#### Written task:
Find and copy every line in the records that includes the string "hotent".
[Start]
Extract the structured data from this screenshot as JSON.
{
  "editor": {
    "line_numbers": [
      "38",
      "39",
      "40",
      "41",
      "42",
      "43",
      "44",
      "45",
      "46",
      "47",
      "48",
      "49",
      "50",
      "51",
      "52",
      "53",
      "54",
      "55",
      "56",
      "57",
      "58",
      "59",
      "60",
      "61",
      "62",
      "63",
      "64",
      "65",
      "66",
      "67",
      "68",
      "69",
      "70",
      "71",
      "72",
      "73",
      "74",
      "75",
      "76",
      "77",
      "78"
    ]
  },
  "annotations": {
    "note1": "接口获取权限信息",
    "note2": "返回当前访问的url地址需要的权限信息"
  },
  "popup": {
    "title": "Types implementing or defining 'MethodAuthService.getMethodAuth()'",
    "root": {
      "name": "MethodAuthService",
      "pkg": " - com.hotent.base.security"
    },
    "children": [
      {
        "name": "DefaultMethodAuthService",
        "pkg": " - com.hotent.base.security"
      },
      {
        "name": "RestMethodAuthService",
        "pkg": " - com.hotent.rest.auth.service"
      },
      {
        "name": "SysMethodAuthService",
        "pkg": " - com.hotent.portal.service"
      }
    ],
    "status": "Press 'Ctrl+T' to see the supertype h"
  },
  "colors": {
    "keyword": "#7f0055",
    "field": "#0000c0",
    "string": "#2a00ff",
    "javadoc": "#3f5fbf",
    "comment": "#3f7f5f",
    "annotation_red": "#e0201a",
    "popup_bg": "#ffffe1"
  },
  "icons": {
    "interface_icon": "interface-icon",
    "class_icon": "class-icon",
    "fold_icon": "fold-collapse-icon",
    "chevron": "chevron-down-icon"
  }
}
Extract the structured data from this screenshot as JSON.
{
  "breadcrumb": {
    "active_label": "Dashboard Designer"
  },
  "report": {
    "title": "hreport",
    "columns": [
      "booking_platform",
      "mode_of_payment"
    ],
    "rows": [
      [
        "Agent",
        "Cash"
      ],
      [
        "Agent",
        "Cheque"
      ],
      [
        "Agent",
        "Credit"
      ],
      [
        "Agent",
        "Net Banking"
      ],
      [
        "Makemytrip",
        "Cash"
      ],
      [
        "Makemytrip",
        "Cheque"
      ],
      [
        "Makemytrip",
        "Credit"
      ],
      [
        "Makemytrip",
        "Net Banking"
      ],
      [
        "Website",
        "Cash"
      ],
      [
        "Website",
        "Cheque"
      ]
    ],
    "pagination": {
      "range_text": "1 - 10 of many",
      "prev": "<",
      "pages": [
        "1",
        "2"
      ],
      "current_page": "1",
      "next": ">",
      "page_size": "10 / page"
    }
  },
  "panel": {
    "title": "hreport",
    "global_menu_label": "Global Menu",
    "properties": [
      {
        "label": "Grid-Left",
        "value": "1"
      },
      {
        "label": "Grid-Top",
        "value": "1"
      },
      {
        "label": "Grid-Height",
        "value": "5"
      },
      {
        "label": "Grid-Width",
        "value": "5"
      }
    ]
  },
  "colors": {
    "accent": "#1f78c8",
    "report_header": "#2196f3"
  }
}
[End]
#### Written answer:
      "pkg": " - com.hotent.base.security"
        "pkg": " - com.hotent.base.security"
        "pkg": " - com.hotent.rest.auth.service"
        "pkg": " - com.hotent.portal.service"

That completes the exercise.